OBJECTIVE:
Word for word, restate every line of the listing that follows.
----- TASK INPUTS -----
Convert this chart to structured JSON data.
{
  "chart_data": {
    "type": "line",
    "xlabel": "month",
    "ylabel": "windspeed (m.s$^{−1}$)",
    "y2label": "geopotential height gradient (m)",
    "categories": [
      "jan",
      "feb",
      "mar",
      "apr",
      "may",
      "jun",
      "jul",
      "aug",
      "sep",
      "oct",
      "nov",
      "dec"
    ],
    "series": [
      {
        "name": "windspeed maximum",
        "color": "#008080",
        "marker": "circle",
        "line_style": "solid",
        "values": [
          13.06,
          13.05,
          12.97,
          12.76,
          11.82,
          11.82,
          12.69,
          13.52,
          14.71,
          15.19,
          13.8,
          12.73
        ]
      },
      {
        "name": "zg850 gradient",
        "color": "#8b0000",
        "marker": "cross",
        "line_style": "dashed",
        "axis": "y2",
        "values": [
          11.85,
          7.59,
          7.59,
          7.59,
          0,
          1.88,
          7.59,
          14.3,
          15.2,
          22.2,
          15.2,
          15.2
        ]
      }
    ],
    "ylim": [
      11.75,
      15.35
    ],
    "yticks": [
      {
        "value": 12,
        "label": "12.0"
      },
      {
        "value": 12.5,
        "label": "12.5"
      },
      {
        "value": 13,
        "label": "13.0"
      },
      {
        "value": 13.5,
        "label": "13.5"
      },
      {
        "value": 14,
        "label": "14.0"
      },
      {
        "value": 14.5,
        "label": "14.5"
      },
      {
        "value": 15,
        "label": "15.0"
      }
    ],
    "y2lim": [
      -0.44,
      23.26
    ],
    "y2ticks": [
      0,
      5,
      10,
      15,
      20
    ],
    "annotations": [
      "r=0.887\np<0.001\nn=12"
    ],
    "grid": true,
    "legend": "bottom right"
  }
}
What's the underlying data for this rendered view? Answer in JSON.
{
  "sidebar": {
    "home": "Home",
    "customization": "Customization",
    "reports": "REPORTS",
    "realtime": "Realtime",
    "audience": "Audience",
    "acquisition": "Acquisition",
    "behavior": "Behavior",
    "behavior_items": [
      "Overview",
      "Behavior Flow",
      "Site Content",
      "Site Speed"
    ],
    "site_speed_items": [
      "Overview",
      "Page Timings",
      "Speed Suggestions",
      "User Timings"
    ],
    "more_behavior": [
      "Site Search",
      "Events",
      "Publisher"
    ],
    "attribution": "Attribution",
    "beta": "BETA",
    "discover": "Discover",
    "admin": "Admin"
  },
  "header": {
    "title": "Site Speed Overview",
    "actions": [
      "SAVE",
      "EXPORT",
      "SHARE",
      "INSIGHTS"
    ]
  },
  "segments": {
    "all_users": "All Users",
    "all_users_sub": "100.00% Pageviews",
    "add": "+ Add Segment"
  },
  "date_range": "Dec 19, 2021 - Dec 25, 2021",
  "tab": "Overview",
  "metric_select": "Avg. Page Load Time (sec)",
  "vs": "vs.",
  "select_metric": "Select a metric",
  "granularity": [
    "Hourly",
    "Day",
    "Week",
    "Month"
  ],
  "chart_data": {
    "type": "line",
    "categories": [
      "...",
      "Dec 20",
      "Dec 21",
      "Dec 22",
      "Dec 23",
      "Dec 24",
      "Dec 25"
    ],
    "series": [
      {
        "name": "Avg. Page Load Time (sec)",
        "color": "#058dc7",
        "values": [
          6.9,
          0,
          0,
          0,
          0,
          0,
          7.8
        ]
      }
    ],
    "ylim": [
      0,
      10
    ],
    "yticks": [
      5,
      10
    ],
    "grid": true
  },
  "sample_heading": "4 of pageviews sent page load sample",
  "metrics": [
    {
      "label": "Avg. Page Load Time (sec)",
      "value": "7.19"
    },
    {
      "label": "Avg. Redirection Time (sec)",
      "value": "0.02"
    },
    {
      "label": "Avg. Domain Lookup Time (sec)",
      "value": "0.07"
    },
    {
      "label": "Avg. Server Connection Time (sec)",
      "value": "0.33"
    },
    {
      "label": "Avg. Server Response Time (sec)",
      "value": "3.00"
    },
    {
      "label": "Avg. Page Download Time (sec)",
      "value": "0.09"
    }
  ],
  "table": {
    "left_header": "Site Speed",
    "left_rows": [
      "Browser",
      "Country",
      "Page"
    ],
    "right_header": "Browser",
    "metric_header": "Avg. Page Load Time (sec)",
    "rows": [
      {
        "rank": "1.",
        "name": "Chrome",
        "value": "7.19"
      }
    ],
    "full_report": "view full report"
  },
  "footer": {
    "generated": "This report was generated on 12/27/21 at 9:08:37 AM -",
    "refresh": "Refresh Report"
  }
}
-----
COMPLETED EXERCISE:
Convert this chart to structured JSON data.
{
  "chart_data": {
    "type": "line",
    "xlabel": "month",
    "ylabel": "windspeed (m.s$^{−1}$)",
    "y2label": "geopotential height gradient (m)",
    "categories": [
      "jan",
      "feb",
      "mar",
      "apr",
      "may",
      "jun",
      "jul",
      "aug",
      "sep",
      "oct",
      "nov",
      "dec"
    ],
    "series": [
      {
        "name": "windspeed maximum",
        "color": "#008080",
        "marker": "circle",
        "line_style": "solid",
        "values": [
          13.06,
          13.05,
          12.97,
          12.76,
          11.82,
          11.82,
          12.69,
          13.52,
          14.71,
          15.19,
          13.8,
          12.73
        ]
      },
      {
        "name": "zg850 gradient",
        "color": "#8b0000",
        "marker": "cross",
        "line_style": "dashed",
        "axis": "y2",
        "values": [
          11.85,
          7.59,
          7.59,
          7.59,
          0,
          1.88,
          7.59,
          14.3,
          15.2,
          22.2,
          15.2,
          15.2
        ]
      }
    ],
    "ylim": [
      11.75,
      15.35
    ],
    "yticks": [
      {
        "value": 12,
        "label": "12.0"
      },
      {
        "value": 12.5,
        "label": "12.5"
      },
      {
        "value": 13,
        "label": "13.0"
      },
      {
        "value": 13.5,
        "label": "13.5"
      },
      {
        "value": 14,
        "label": "14.0"
      },
      {
        "value": 14.5,
        "label": "14.5"
      },
      {
        "value": 15,
        "label": "15.0"
      }
    ],
    "y2lim": [
      -0.44,
      23.26
    ],
    "y2ticks": [
      0,
      5,
      10,
      15,
      20
    ],
    "annotations": [
      "r=0.887\np<0.001\nn=12"
    ],
    "grid": true,
    "legend": "bottom right"
  }
}
What's the underlying data for this rendered view? Answer in JSON.
{
  "sidebar": {
    "home": "Home",
    "customization": "Customization",
    "reports": "REPORTS",
    "realtime": "Realtime",
    "audience": "Audience",
    "acquisition": "Acquisition",
    "behavior": "Behavior",
    "behavior_items": [
      "Overview",
      "Behavior Flow",
      "Site Content",
      "Site Speed"
    ],
    "site_speed_items": [
      "Overview",
      "Page Timings",
      "Speed Suggestions",
      "User Timings"
    ],
    "more_behavior": [
      "Site Search",
      "Events",
      "Publisher"
    ],
    "attribution": "Attribution",
    "beta": "BETA",
    "discover": "Discover",
    "admin": "Admin"
  },
  "header": {
    "title": "Site Speed Overview",
    "actions": [
      "SAVE",
      "EXPORT",
      "SHARE",
      "INSIGHTS"
    ]
  },
  "segments": {
    "all_users": "All Users",
    "all_users_sub": "100.00% Pageviews",
    "add": "+ Add Segment"
  },
  "date_range": "Dec 19, 2021 - Dec 25, 2021",
  "tab": "Overview",
  "metric_select": "Avg. Page Load Time (sec)",
  "vs": "vs.",
  "select_metric": "Select a metric",
  "granularity": [
    "Hourly",
    "Day",
    "Week",
    "Month"
  ],
  "chart_data": {
    "type": "line",
    "categories": [
      "...",
      "Dec 20",
      "Dec 21",
      "Dec 22",
      "Dec 23",
      "Dec 24",
      "Dec 25"
    ],
    "series": [
      {
        "name": "Avg. Page Load Time (sec)",
        "color": "#058dc7",
        "values": [
          6.9,
          0,
          0,
          0,
          0,
          0,
          7.8
        ]
      }
    ],
    "ylim": [
      0,
      10
    ],
    "yticks": [
      5,
      10
    ],
    "grid": true
  },
  "sample_heading": "4 of pageviews sent page load sample",
  "metrics": [
    {
      "label": "Avg. Page Load Time (sec)",
      "value": "7.19"
    },
    {
      "label": "Avg. Redirection Time (sec)",
      "value": "0.02"
    },
    {
      "label": "Avg. Domain Lookup Time (sec)",
      "value": "0.07"
    },
    {
      "label": "Avg. Server Connection Time (sec)",
      "value": "0.33"
    },
    {
      "label": "Avg. Server Response Time (sec)",
      "value": "3.00"
    },
    {
      "label": "Avg. Page Download Time (sec)",
      "value": "0.09"
    }
  ],
  "table": {
    "left_header": "Site Speed",
    "left_rows": [
      "Browser",
      "Country",
      "Page"
    ],
    "right_header": "Browser",
    "metric_header": "Avg. Page Load Time (sec)",
    "rows": [
      {
        "rank": "1.",
        "name": "Chrome",
        "value": "7.19"
      }
    ],
    "full_report": "view full report"
  },
  "footer": {
    "generated": "This report was generated on 12/27/21 at 9:08:37 AM -",
    "refresh": "Refresh Report"
  }
}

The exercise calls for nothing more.